(Instructions to follow)
Skip the images and copy each record exactly as written.

═════ Records shown ═════

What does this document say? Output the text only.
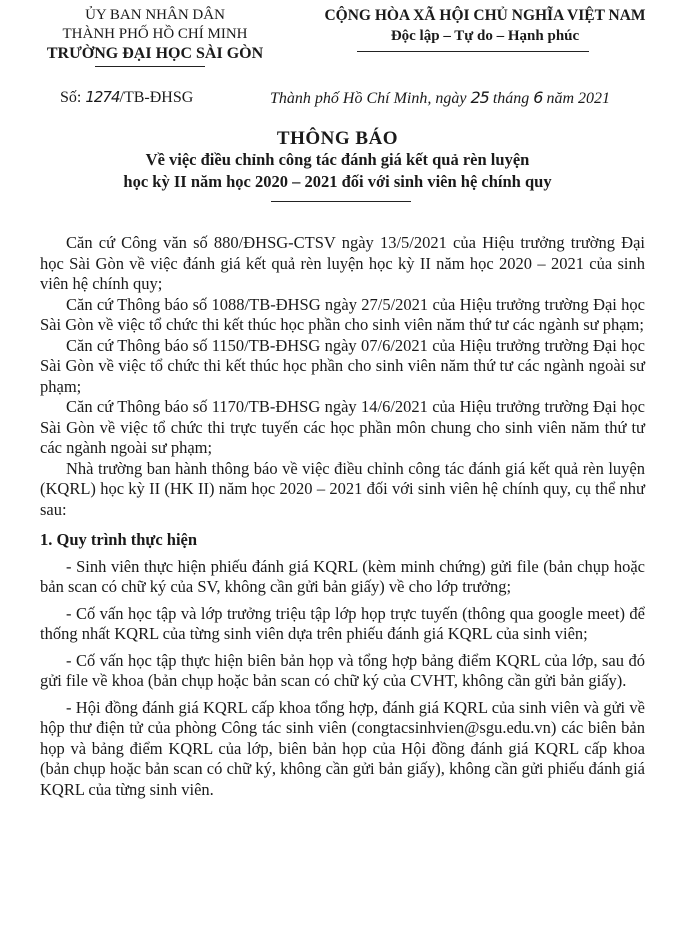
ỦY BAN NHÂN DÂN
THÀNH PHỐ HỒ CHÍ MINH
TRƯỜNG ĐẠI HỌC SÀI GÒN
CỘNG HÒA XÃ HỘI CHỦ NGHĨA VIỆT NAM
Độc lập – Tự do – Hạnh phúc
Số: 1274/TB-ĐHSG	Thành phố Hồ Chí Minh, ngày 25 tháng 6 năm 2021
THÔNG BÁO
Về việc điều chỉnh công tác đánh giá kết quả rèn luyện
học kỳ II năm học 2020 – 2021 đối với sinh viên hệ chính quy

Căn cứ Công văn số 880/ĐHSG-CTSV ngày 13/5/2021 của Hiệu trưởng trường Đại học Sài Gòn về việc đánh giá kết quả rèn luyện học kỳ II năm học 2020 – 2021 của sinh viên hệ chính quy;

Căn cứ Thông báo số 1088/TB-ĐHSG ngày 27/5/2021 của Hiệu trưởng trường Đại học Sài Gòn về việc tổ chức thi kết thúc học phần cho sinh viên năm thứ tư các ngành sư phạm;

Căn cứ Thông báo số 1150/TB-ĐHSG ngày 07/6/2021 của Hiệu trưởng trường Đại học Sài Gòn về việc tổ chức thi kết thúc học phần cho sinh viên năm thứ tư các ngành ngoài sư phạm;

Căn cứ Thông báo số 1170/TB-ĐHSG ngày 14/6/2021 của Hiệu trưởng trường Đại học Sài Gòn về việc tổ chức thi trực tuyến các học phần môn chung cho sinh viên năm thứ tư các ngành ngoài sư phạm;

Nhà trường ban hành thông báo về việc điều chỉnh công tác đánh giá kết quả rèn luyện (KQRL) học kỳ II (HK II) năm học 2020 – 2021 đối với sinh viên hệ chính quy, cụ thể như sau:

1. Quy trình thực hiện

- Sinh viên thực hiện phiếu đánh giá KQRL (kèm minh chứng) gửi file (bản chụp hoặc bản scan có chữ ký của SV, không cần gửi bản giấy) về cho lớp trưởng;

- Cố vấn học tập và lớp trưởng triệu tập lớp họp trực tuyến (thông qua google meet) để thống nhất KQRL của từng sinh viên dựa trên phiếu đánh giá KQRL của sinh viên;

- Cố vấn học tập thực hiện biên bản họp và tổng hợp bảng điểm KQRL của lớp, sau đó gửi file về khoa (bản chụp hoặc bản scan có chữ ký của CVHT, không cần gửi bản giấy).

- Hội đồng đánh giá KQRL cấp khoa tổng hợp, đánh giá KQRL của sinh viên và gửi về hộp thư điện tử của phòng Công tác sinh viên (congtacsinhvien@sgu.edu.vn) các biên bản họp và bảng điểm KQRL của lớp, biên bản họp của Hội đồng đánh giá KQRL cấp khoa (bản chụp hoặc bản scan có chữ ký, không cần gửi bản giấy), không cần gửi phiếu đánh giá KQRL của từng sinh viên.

═════

(Result for this task)
What does this document say? Output the text only.
ỦY BAN NHÂN DÂN
THÀNH PHỐ HỒ CHÍ MINH
TRƯỜNG ĐẠI HỌC SÀI GÒN
CỘNG HÒA XÃ HỘI CHỦ NGHĨA VIỆT NAM
Độc lập – Tự do – Hạnh phúc
Số: 1274/TB-ĐHSG	Thành phố Hồ Chí Minh, ngày 25 tháng 6 năm 2021
THÔNG BÁO
Về việc điều chỉnh công tác đánh giá kết quả rèn luyện
học kỳ II năm học 2020 – 2021 đối với sinh viên hệ chính quy

Căn cứ Công văn số 880/ĐHSG-CTSV ngày 13/5/2021 của Hiệu trưởng trường Đại học Sài Gòn về việc đánh giá kết quả rèn luyện học kỳ II năm học 2020 – 2021 của sinh viên hệ chính quy;

Căn cứ Thông báo số 1088/TB-ĐHSG ngày 27/5/2021 của Hiệu trưởng trường Đại học Sài Gòn về việc tổ chức thi kết thúc học phần cho sinh viên năm thứ tư các ngành sư phạm;

Căn cứ Thông báo số 1150/TB-ĐHSG ngày 07/6/2021 của Hiệu trưởng trường Đại học Sài Gòn về việc tổ chức thi kết thúc học phần cho sinh viên năm thứ tư các ngành ngoài sư phạm;

Căn cứ Thông báo số 1170/TB-ĐHSG ngày 14/6/2021 của Hiệu trưởng trường Đại học Sài Gòn về việc tổ chức thi trực tuyến các học phần môn chung cho sinh viên năm thứ tư các ngành ngoài sư phạm;

Nhà trường ban hành thông báo về việc điều chỉnh công tác đánh giá kết quả rèn luyện (KQRL) học kỳ II (HK II) năm học 2020 – 2021 đối với sinh viên hệ chính quy, cụ thể như sau:

1. Quy trình thực hiện

- Sinh viên thực hiện phiếu đánh giá KQRL (kèm minh chứng) gửi file (bản chụp hoặc bản scan có chữ ký của SV, không cần gửi bản giấy) về cho lớp trưởng;

- Cố vấn học tập và lớp trưởng triệu tập lớp họp trực tuyến (thông qua google meet) để thống nhất KQRL của từng sinh viên dựa trên phiếu đánh giá KQRL của sinh viên;

- Cố vấn học tập thực hiện biên bản họp và tổng hợp bảng điểm KQRL của lớp, sau đó gửi file về khoa (bản chụp hoặc bản scan có chữ ký của CVHT, không cần gửi bản giấy).

- Hội đồng đánh giá KQRL cấp khoa tổng hợp, đánh giá KQRL của sinh viên và gửi về hộp thư điện tử của phòng Công tác sinh viên (congtacsinhvien@sgu.edu.vn) các biên bản họp và bảng điểm KQRL của lớp, biên bản họp của Hội đồng đánh giá KQRL cấp khoa (bản chụp hoặc bản scan có chữ ký, không cần gửi bản giấy), không cần gửi phiếu đánh giá KQRL của từng sinh viên.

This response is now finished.